(Work required) The entries below contain pictures. Retype everything except those pictures, exactly as given.

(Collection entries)
══════════

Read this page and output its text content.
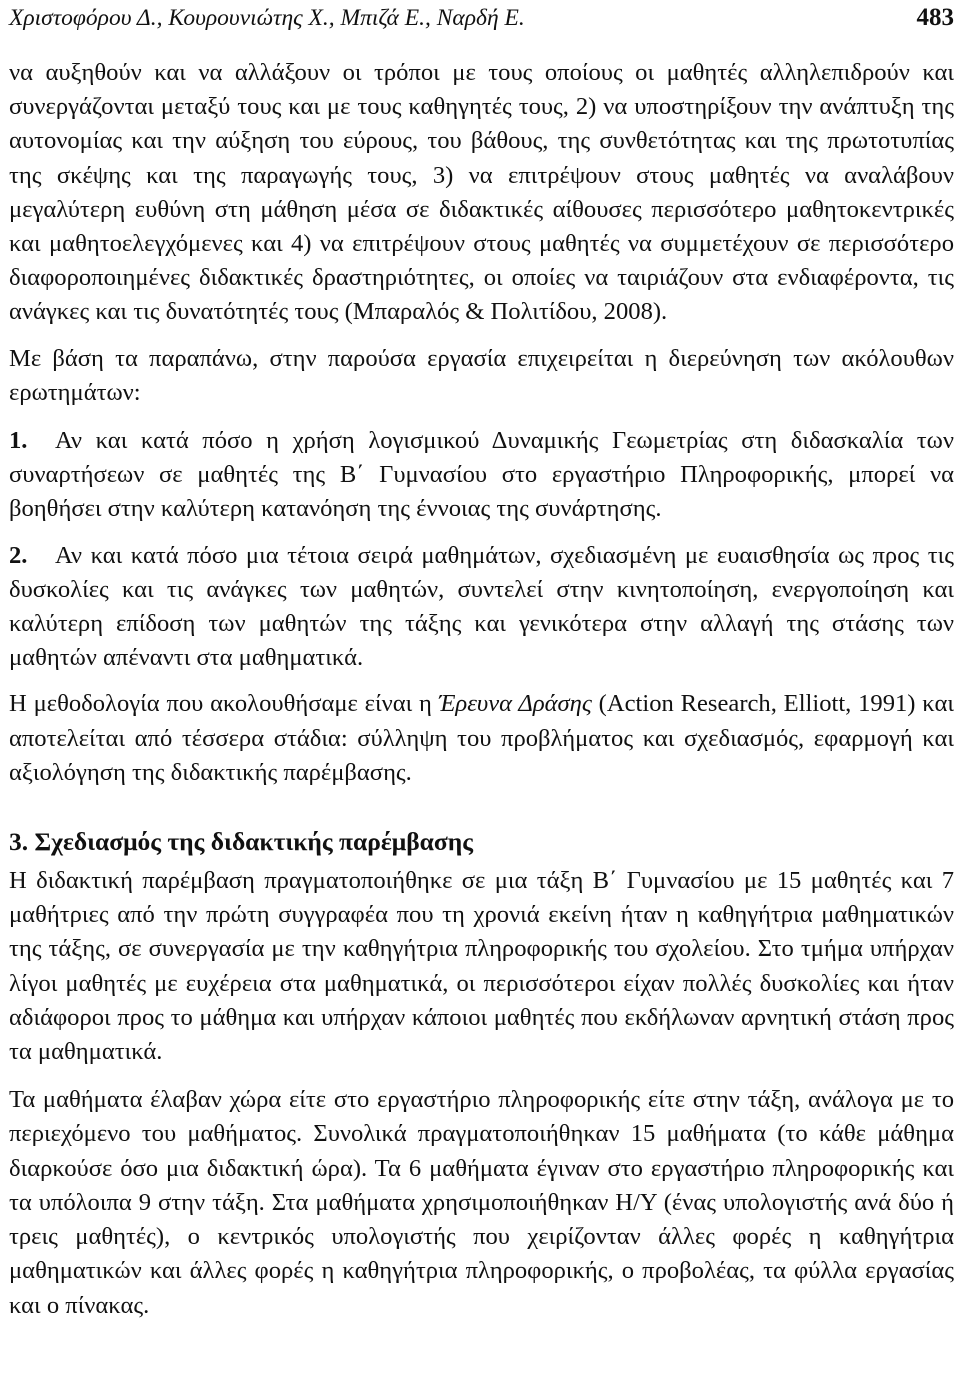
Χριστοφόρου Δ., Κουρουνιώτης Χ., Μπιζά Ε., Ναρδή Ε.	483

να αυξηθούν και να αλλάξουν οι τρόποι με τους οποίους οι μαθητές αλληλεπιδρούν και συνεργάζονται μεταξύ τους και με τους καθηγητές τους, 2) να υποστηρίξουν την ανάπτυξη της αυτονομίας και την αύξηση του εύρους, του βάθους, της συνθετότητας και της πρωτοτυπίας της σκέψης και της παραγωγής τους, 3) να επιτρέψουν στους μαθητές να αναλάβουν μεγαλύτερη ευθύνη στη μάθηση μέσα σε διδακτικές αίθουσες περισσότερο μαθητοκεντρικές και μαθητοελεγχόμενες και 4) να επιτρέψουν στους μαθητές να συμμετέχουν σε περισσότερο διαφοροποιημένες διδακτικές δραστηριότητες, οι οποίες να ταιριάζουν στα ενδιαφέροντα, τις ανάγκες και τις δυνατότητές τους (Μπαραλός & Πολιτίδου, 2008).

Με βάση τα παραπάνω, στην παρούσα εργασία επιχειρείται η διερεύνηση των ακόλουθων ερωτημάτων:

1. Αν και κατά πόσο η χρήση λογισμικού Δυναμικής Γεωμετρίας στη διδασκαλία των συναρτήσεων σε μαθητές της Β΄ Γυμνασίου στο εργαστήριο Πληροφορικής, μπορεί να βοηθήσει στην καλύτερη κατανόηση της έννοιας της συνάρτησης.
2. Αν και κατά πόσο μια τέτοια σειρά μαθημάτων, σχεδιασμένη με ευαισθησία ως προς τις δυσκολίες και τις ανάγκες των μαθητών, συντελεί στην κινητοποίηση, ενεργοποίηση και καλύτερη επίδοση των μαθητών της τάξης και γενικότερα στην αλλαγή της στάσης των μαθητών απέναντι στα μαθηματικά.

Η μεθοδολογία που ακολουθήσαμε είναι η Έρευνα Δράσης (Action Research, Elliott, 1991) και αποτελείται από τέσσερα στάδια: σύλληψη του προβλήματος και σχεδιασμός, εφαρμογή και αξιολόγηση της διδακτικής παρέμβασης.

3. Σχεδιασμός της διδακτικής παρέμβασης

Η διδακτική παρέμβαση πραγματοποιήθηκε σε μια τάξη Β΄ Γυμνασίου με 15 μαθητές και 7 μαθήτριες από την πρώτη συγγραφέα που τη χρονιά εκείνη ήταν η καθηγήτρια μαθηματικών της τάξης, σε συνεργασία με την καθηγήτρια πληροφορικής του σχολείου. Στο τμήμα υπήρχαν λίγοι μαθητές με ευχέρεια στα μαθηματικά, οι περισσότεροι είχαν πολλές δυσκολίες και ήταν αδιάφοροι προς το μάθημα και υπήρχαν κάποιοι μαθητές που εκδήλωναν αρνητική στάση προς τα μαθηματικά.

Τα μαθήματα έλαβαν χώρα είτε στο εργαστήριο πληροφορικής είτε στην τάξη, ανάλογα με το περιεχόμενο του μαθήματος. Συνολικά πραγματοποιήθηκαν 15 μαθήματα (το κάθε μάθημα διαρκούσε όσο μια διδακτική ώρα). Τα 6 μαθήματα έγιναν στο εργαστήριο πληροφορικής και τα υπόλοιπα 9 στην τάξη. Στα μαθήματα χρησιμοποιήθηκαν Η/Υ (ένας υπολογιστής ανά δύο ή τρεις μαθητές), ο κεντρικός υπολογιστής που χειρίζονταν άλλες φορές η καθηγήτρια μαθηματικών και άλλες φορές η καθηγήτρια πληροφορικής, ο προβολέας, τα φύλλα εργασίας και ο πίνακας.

══════════

(Solution)
Read this page and output its text content.
Χριστοφόρου Δ., Κουρουνιώτης Χ., Μπιζά Ε., Ναρδή Ε.	483

να αυξηθούν και να αλλάξουν οι τρόποι με τους οποίους οι μαθητές αλληλεπιδρούν και συνεργάζονται μεταξύ τους και με τους καθηγητές τους, 2) να υποστηρίξουν την ανάπτυξη της αυτονομίας και την αύξηση του εύρους, του βάθους, της συνθετότητας και της πρωτοτυπίας της σκέψης και της παραγωγής τους, 3) να επιτρέψουν στους μαθητές να αναλάβουν μεγαλύτερη ευθύνη στη μάθηση μέσα σε διδακτικές αίθουσες περισσότερο μαθητοκεντρικές και μαθητοελεγχόμενες και 4) να επιτρέψουν στους μαθητές να συμμετέχουν σε περισσότερο διαφοροποιημένες διδακτικές δραστηριότητες, οι οποίες να ταιριάζουν στα ενδιαφέροντα, τις ανάγκες και τις δυνατότητές τους (Μπαραλός & Πολιτίδου, 2008).

Με βάση τα παραπάνω, στην παρούσα εργασία επιχειρείται η διερεύνηση των ακόλουθων ερωτημάτων:

1. Αν και κατά πόσο η χρήση λογισμικού Δυναμικής Γεωμετρίας στη διδασκαλία των συναρτήσεων σε μαθητές της Β΄ Γυμνασίου στο εργαστήριο Πληροφορικής, μπορεί να βοηθήσει στην καλύτερη κατανόηση της έννοιας της συνάρτησης.
2. Αν και κατά πόσο μια τέτοια σειρά μαθημάτων, σχεδιασμένη με ευαισθησία ως προς τις δυσκολίες και τις ανάγκες των μαθητών, συντελεί στην κινητοποίηση, ενεργοποίηση και καλύτερη επίδοση των μαθητών της τάξης και γενικότερα στην αλλαγή της στάσης των μαθητών απέναντι στα μαθηματικά.

Η μεθοδολογία που ακολουθήσαμε είναι η Έρευνα Δράσης (Action Research, Elliott, 1991) και αποτελείται από τέσσερα στάδια: σύλληψη του προβλήματος και σχεδιασμός, εφαρμογή και αξιολόγηση της διδακτικής παρέμβασης.

3. Σχεδιασμός της διδακτικής παρέμβασης

Η διδακτική παρέμβαση πραγματοποιήθηκε σε μια τάξη Β΄ Γυμνασίου με 15 μαθητές και 7 μαθήτριες από την πρώτη συγγραφέα που τη χρονιά εκείνη ήταν η καθηγήτρια μαθηματικών της τάξης, σε συνεργασία με την καθηγήτρια πληροφορικής του σχολείου. Στο τμήμα υπήρχαν λίγοι μαθητές με ευχέρεια στα μαθηματικά, οι περισσότεροι είχαν πολλές δυσκολίες και ήταν αδιάφοροι προς το μάθημα και υπήρχαν κάποιοι μαθητές που εκδήλωναν αρνητική στάση προς τα μαθηματικά.

Τα μαθήματα έλαβαν χώρα είτε στο εργαστήριο πληροφορικής είτε στην τάξη, ανάλογα με το περιεχόμενο του μαθήματος. Συνολικά πραγματοποιήθηκαν 15 μαθήματα (το κάθε μάθημα διαρκούσε όσο μια διδακτική ώρα). Τα 6 μαθήματα έγιναν στο εργαστήριο πληροφορικής και τα υπόλοιπα 9 στην τάξη. Στα μαθήματα χρησιμοποιήθηκαν Η/Υ (ένας υπολογιστής ανά δύο ή τρεις μαθητές), ο κεντρικός υπολογιστής που χειρίζονταν άλλες φορές η καθηγήτρια μαθηματικών και άλλες φορές η καθηγήτρια πληροφορικής, ο προβολέας, τα φύλλα εργασίας και ο πίνακας.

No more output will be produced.